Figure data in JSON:
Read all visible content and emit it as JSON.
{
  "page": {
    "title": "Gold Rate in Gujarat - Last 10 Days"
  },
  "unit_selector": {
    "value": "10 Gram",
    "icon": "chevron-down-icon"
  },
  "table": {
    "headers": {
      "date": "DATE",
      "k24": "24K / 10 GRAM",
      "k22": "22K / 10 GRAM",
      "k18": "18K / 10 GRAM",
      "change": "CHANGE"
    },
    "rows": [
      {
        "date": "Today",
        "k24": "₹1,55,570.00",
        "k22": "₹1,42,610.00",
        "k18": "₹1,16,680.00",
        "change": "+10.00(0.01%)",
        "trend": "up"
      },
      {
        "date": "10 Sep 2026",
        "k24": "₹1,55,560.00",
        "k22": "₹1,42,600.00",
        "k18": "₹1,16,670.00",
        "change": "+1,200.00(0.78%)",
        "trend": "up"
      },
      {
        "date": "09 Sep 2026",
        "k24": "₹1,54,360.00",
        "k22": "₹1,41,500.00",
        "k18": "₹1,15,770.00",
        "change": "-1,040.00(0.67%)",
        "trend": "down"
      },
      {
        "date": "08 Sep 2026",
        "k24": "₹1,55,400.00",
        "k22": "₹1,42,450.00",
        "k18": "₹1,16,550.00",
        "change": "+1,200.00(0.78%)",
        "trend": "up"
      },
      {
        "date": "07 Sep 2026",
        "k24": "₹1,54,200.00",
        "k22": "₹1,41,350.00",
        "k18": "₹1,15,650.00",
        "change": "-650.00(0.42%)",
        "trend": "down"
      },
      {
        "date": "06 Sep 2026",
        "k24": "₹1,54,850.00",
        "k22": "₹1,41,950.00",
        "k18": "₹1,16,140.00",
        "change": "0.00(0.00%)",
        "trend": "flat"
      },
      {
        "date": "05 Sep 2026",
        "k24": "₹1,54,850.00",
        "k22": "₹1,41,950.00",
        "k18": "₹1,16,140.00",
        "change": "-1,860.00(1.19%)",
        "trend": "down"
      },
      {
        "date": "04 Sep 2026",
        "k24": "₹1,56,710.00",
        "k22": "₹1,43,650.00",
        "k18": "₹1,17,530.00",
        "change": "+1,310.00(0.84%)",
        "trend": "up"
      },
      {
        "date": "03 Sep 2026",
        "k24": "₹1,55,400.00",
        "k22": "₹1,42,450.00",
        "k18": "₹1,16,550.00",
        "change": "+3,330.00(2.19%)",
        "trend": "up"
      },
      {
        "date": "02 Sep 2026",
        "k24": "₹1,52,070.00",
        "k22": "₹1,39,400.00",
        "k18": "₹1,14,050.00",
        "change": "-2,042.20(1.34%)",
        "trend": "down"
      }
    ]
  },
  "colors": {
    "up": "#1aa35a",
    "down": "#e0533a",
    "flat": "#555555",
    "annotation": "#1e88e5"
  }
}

EXERCISE: Compute how many lines include the string "date", then give that number by itself.

EXERCISE OUTPUT: 11